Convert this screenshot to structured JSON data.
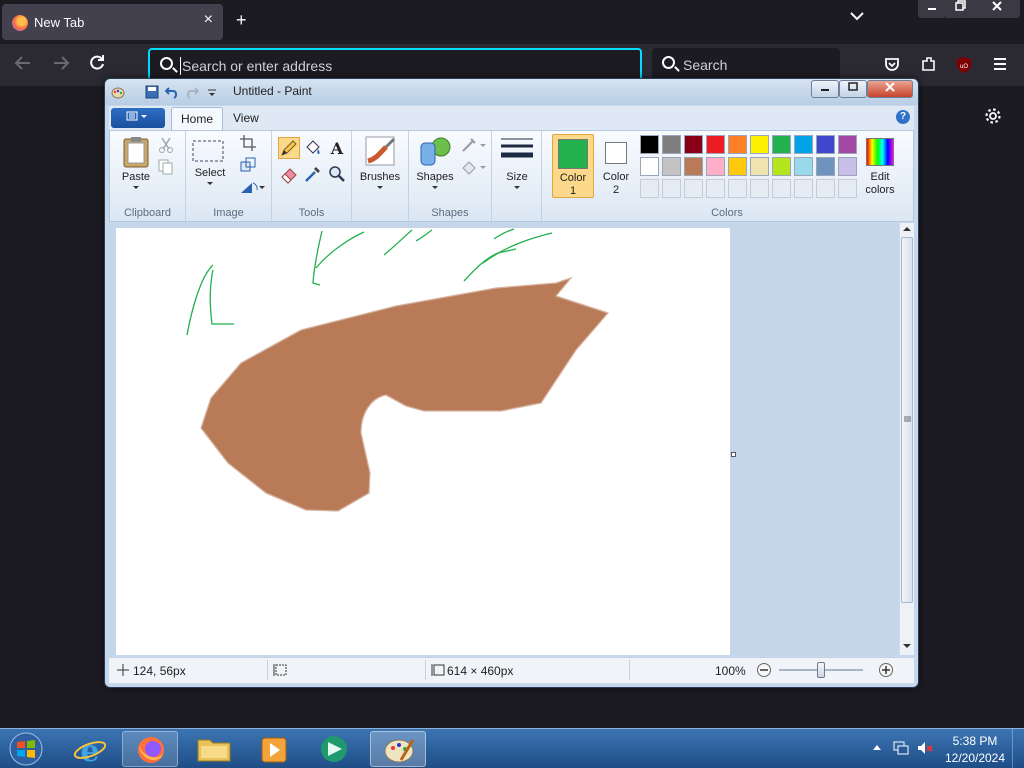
{
  "browser": {
    "tab": {
      "title": "New Tab",
      "close": "×"
    },
    "new_tab": "+",
    "list_tabs": "⌄",
    "urlbar": {
      "placeholder": "Search or enter address"
    },
    "searchbar": {
      "placeholder": "Search"
    },
    "window_controls": {
      "minimize": "▁",
      "maximize": "❐",
      "close": "✕"
    }
  },
  "paint": {
    "title": "Untitled - Paint",
    "tabs": {
      "home": "Home",
      "view": "View"
    },
    "help": "?",
    "groups": {
      "clipboard": {
        "label": "Clipboard",
        "paste": "Paste"
      },
      "image": {
        "label": "Image",
        "select": "Select"
      },
      "tools": {
        "label": "Tools"
      },
      "shapes_group": {
        "label": "Shapes",
        "brushes": "Brushes",
        "shapes": "Shapes"
      },
      "size": "Size",
      "colors": {
        "label": "Colors",
        "color1": "Color 1",
        "color1_line1": "Color",
        "color1_line2": "1",
        "color2_line1": "Color",
        "color2_line2": "2",
        "edit_line1": "Edit",
        "edit_line2": "colors"
      }
    },
    "color1_value": "#22b14c",
    "color2_value": "#ffffff",
    "palette_row1": [
      "#000000",
      "#7f7f7f",
      "#880015",
      "#ed1c24",
      "#ff7f27",
      "#fff200",
      "#22b14c",
      "#00a2e8",
      "#3f48cc",
      "#a349a4"
    ],
    "palette_row2": [
      "#ffffff",
      "#c3c3c3",
      "#b97a57",
      "#ffaec9",
      "#ffc90e",
      "#efe4b0",
      "#b5e61d",
      "#99d9ea",
      "#7092be",
      "#c8bfe7"
    ],
    "status": {
      "cursor": "124, 56px",
      "canvas_size": "614 × 460px",
      "zoom": "100%"
    }
  },
  "taskbar": {
    "time": "5:38 PM",
    "date": "12/20/2024"
  }
}
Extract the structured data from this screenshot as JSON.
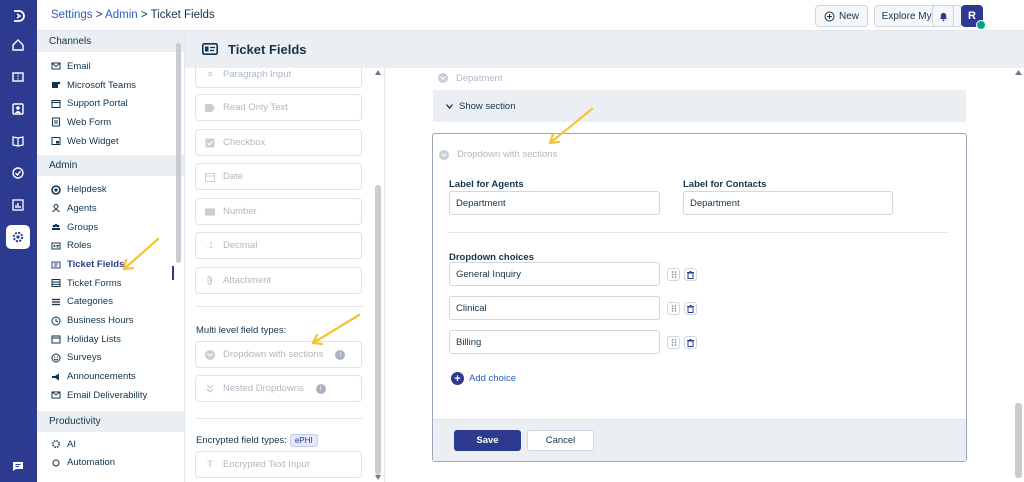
{
  "breadcrumb": {
    "part1": "Settings",
    "sep1": " > ",
    "part2": "Admin",
    "sep2": " > ",
    "current": "Ticket Fields"
  },
  "topbar": {
    "new_label": "New",
    "explore_label": "Explore My Plan",
    "avatar_initial": "R"
  },
  "page_title": "Ticket Fields",
  "sidebar": {
    "sections": [
      {
        "title": "Channels",
        "items": [
          "Email",
          "Microsoft Teams",
          "Support Portal",
          "Web Form",
          "Web Widget"
        ]
      },
      {
        "title": "Admin",
        "items": [
          "Helpdesk",
          "Agents",
          "Groups",
          "Roles",
          "Ticket Fields",
          "Ticket Forms",
          "Categories",
          "Business Hours",
          "Holiday Lists",
          "Surveys",
          "Announcements",
          "Email Deliverability"
        ]
      },
      {
        "title": "Productivity",
        "items": [
          "AI",
          "Automation"
        ]
      }
    ],
    "active_item": "Ticket Fields"
  },
  "field_types": {
    "basic": [
      "Paragraph Input",
      "Read Only Text",
      "Checkbox",
      "Date",
      "Number",
      "Decimal",
      "Attachment"
    ],
    "multi_level_label": "Multi level field types:",
    "multi_level": [
      "Dropdown with sections",
      "Nested Dropdowns"
    ],
    "encrypted_label": "Encrypted field types:",
    "encrypted_badge": "ePHI",
    "encrypted": [
      "Encrypted Text Input"
    ]
  },
  "main": {
    "prev_field": "Depatment",
    "show_section": "Show section",
    "panel_title": "Dropdown with sections",
    "label_agents": "Label for Agents",
    "label_agents_value": "Department",
    "label_contacts": "Label for Contacts",
    "label_contacts_value": "Department",
    "choices_label": "Dropdown choices",
    "choices": [
      "General Inquiry",
      "Clinical",
      "Billing"
    ],
    "add_choice": "Add choice",
    "save": "Save",
    "cancel": "Cancel"
  },
  "colors": {
    "brand": "#2c3b8f",
    "link": "#2c5cc5",
    "panel_bg": "#ebeff3",
    "annotation_arrow": "#f5c431"
  }
}
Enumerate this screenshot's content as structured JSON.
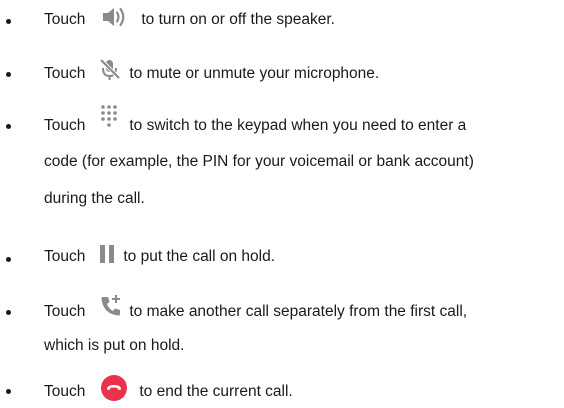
{
  "items": [
    {
      "lead": "Touch",
      "icon": "speaker-icon",
      "lines": [
        "to turn on or off the speaker."
      ]
    },
    {
      "lead": "Touch",
      "icon": "mute-microphone-icon",
      "lines": [
        "to mute or unmute your microphone."
      ]
    },
    {
      "lead": "Touch",
      "icon": "keypad-icon",
      "lines": [
        "to switch to the keypad when you need to enter a",
        "code (for example, the PIN for your voicemail or bank account)",
        "during the call."
      ]
    },
    {
      "lead": "Touch",
      "icon": "pause-icon",
      "lines": [
        "to put the call on hold."
      ]
    },
    {
      "lead": "Touch",
      "icon": "add-call-icon",
      "lines": [
        "to make another call separately from the first call,",
        "which is put on hold."
      ]
    },
    {
      "lead": "Touch",
      "icon": "end-call-icon",
      "lines": [
        "to end the current call."
      ]
    }
  ],
  "colors": {
    "text": "#1a1a1a",
    "icon_gray": "#8a8a8a",
    "end_call_red": "#e8334a"
  }
}
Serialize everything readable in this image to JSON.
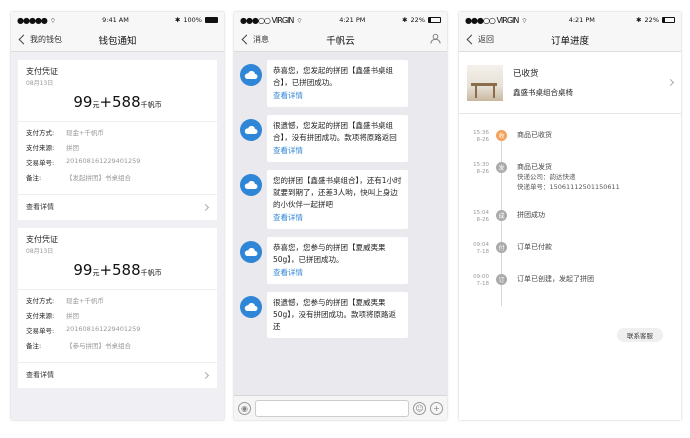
{
  "phone1": {
    "status": {
      "carrier": "●●●●● ",
      "time": "9:41 AM",
      "battery": "100%",
      "battery_level": 1.0
    },
    "nav": {
      "back_label": "我的钱包",
      "title": "钱包通知"
    },
    "cards": [
      {
        "title": "支付凭证",
        "date": "08月13日",
        "amount_cash": "99",
        "unit_cash": "元",
        "plus": "+",
        "amount_coin": "588",
        "unit_coin": "千帆币",
        "rows": [
          {
            "k": "支付方式:",
            "v": "现金+千帆币"
          },
          {
            "k": "支付来源:",
            "v": "拼团"
          },
          {
            "k": "交易单号:",
            "v": "201608161229401259"
          },
          {
            "k": "备注:",
            "v": "【发起拼团】书桌组合"
          }
        ],
        "detail_label": "查看详情"
      },
      {
        "title": "支付凭证",
        "date": "08月13日",
        "amount_cash": "99",
        "unit_cash": "元",
        "plus": "+",
        "amount_coin": "588",
        "unit_coin": "千帆币",
        "rows": [
          {
            "k": "支付方式:",
            "v": "现金+千帆币"
          },
          {
            "k": "支付来源:",
            "v": "拼团"
          },
          {
            "k": "交易单号:",
            "v": "201608161229401259"
          },
          {
            "k": "备注:",
            "v": "【参与拼团】书桌组合"
          }
        ],
        "detail_label": "查看详情"
      }
    ]
  },
  "phone2": {
    "status": {
      "carrier": "●●●○○ VIRGIN",
      "time": "4:21 PM",
      "battery": "22%",
      "battery_level": 0.22
    },
    "nav": {
      "back_label": "消息",
      "title": "千帆云"
    },
    "messages": [
      {
        "text": "恭喜您，您发起的拼团【鑫盛书桌组合】，已拼团成功。",
        "link": "查看详情"
      },
      {
        "text": "很遗憾，您发起的拼团【鑫盛书桌组合】，没有拼团成功。款项将原路返回",
        "link": "查看详情"
      },
      {
        "text": "您的拼团【鑫盛书桌组合】，还有1小时就要到期了，还差3人哟，快叫上身边的小伙伴一起拼吧",
        "link": "查看详情"
      },
      {
        "text": "恭喜您，您参与的拼团【夏威夷果50g】，已拼团成功。",
        "link": "查看详情"
      },
      {
        "text": "很遗憾，您参与的拼团【夏威夷果50g】，没有拼团成功。款项将原路返还",
        "link": ""
      }
    ]
  },
  "phone3": {
    "status": {
      "carrier": "●●●○○ VIRGIN",
      "time": "4:21 PM",
      "battery": "22%",
      "battery_level": 0.22
    },
    "nav": {
      "back_label": "返回",
      "title": "订单进度"
    },
    "order": {
      "status": "已收货",
      "item": "鑫盛书桌组合桌椅"
    },
    "timeline": [
      {
        "time": "15:36",
        "date": "8-26",
        "badge": "收",
        "text": "商品已收货",
        "sub1": "",
        "sub2": "",
        "active": true
      },
      {
        "time": "15:30",
        "date": "8-26",
        "badge": "发",
        "text": "商品已发货",
        "sub1": "快递公司：韵达快递",
        "sub2": "快递单号：15061112501150611",
        "active": false
      },
      {
        "time": "15:04",
        "date": "8-26",
        "badge": "成",
        "text": "拼团成功",
        "sub1": "",
        "sub2": "",
        "active": false
      },
      {
        "time": "09:04",
        "date": "7-18",
        "badge": "付",
        "text": "订单已付款",
        "sub1": "",
        "sub2": "",
        "active": false
      },
      {
        "time": "09:00",
        "date": "7-18",
        "badge": "订",
        "text": "订单已创建，发起了拼团",
        "sub1": "",
        "sub2": "",
        "active": false
      }
    ],
    "service_label": "联系客服"
  }
}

━━━━━━━━━━

** What to work on **
Find every line holding the word "enter"; give their count and nothing else.

** Reply **
2